Your instructions
In the records that follow, show each line where the word "ulusal" is present.

Given information

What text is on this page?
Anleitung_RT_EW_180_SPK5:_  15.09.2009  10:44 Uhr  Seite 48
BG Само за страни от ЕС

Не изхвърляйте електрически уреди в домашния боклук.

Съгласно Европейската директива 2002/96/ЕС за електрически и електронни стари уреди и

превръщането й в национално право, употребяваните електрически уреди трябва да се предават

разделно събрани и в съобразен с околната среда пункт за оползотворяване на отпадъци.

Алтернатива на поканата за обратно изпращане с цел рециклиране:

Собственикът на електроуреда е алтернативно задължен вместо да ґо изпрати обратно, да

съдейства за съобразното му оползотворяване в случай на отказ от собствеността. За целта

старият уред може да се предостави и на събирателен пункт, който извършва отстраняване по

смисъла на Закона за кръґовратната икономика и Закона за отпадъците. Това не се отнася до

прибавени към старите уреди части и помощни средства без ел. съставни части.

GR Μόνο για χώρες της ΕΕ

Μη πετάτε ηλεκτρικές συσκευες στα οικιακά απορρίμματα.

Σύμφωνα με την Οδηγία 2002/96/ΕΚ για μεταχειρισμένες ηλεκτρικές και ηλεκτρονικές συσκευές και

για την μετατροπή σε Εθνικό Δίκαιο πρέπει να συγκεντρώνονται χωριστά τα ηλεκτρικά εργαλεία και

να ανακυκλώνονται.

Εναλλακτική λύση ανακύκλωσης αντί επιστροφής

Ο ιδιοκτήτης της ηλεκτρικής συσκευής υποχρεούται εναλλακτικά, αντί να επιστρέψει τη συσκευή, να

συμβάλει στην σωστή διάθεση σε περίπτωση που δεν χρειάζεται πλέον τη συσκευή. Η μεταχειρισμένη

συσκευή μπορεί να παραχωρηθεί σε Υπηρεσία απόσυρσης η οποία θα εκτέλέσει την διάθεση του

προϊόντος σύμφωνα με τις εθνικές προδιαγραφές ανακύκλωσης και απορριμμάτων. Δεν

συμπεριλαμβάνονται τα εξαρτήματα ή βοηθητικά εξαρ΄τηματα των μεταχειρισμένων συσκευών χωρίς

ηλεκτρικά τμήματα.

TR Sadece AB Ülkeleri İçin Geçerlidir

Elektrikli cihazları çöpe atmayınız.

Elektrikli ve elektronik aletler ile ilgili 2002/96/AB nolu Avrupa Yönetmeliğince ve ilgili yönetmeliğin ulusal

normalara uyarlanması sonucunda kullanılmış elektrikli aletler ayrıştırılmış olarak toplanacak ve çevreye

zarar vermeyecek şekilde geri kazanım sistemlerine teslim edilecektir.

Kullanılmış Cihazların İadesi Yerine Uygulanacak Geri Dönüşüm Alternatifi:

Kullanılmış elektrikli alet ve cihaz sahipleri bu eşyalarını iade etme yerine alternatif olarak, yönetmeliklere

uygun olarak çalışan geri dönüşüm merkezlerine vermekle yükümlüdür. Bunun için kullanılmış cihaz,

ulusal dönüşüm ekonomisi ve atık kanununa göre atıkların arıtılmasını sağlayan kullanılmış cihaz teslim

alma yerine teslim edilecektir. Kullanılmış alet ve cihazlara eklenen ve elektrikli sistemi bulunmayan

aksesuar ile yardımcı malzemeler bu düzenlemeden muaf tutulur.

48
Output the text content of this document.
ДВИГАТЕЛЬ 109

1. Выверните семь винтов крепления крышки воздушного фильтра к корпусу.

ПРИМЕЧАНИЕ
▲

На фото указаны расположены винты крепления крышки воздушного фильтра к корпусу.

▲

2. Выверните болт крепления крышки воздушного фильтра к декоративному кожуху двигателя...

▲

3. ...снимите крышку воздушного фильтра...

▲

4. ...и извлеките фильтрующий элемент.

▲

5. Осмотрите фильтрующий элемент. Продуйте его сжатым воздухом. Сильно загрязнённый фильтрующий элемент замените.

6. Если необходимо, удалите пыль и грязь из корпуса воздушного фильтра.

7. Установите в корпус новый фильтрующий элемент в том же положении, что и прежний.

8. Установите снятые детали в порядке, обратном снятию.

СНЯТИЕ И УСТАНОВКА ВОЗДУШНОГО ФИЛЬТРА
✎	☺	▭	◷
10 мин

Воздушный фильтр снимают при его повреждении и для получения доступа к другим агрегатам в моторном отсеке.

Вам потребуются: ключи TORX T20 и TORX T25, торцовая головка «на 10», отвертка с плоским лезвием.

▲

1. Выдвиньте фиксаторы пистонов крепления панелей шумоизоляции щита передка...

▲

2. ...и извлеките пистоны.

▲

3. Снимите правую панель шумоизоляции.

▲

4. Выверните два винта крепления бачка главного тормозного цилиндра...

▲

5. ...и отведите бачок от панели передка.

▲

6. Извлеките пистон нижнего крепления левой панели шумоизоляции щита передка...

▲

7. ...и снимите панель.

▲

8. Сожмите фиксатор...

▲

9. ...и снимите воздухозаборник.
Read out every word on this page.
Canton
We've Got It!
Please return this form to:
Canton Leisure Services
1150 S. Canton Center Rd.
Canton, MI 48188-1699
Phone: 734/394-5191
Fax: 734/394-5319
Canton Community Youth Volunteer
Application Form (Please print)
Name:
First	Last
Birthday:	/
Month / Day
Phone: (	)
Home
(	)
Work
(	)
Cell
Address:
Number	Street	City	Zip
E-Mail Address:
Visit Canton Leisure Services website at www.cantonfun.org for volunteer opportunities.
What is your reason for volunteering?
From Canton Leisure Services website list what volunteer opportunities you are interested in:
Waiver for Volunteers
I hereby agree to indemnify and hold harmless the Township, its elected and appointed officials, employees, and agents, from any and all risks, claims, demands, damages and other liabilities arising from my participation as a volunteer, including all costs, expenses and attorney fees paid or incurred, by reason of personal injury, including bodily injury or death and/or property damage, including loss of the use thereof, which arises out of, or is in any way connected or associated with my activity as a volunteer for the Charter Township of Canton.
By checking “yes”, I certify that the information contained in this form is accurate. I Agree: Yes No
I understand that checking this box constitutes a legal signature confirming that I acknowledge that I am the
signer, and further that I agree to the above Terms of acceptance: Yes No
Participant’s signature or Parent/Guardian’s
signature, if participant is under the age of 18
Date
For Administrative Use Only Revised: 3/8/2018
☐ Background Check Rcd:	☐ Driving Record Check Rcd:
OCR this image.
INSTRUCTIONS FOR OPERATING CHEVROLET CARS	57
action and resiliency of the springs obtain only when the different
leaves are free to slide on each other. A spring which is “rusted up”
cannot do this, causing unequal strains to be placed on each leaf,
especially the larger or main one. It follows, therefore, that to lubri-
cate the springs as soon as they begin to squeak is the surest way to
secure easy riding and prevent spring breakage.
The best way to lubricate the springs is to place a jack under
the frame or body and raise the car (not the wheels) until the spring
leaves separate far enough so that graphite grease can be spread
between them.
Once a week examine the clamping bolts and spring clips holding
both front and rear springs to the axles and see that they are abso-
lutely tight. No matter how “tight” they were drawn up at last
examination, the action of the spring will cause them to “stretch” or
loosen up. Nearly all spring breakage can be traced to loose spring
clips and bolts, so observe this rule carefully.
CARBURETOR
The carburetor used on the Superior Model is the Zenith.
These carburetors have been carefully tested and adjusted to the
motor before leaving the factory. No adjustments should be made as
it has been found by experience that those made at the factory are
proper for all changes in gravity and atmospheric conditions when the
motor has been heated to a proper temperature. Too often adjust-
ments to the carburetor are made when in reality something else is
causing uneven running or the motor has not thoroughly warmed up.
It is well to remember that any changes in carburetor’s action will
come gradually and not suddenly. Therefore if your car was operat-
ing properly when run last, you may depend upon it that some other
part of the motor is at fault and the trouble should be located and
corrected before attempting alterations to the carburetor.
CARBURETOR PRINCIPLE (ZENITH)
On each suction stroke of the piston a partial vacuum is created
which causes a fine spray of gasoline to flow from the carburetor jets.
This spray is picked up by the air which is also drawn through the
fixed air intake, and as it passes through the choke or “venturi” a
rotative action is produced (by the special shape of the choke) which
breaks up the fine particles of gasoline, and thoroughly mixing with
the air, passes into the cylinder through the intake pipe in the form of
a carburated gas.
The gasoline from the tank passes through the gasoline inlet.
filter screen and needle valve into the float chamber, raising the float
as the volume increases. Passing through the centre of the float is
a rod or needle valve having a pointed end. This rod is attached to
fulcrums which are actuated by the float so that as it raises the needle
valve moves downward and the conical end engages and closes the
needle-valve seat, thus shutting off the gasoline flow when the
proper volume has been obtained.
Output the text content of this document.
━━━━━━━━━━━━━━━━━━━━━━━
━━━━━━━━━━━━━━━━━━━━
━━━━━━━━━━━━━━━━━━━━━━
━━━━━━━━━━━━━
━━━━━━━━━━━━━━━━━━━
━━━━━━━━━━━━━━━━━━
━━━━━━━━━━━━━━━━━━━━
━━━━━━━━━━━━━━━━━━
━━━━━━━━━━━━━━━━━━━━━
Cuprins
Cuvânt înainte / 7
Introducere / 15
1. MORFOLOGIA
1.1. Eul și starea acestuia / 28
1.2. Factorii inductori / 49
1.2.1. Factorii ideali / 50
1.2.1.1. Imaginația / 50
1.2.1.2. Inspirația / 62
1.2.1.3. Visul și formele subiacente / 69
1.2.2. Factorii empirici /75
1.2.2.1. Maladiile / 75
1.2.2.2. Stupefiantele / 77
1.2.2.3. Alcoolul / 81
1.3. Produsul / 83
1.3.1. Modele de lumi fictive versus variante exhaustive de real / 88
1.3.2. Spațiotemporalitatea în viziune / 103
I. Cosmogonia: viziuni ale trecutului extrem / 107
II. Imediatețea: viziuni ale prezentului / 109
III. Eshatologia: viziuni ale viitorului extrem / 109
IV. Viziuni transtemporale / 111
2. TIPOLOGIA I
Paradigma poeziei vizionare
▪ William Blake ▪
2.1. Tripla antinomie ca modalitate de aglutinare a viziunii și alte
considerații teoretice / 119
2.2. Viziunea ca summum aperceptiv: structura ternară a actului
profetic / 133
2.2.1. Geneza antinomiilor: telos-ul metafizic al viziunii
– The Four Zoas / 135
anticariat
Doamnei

Completed exercise
Elektrikli ve elektronik aletler ile ilgili 2002/96/AB nolu Avrupa Yönetmeliğince ve ilgili yönetmeliğin ulusal
ulusal dönüşüm ekonomisi ve atık kanununa göre atıkların arıtılmasını sağlayan kullanılmış cihaz teslim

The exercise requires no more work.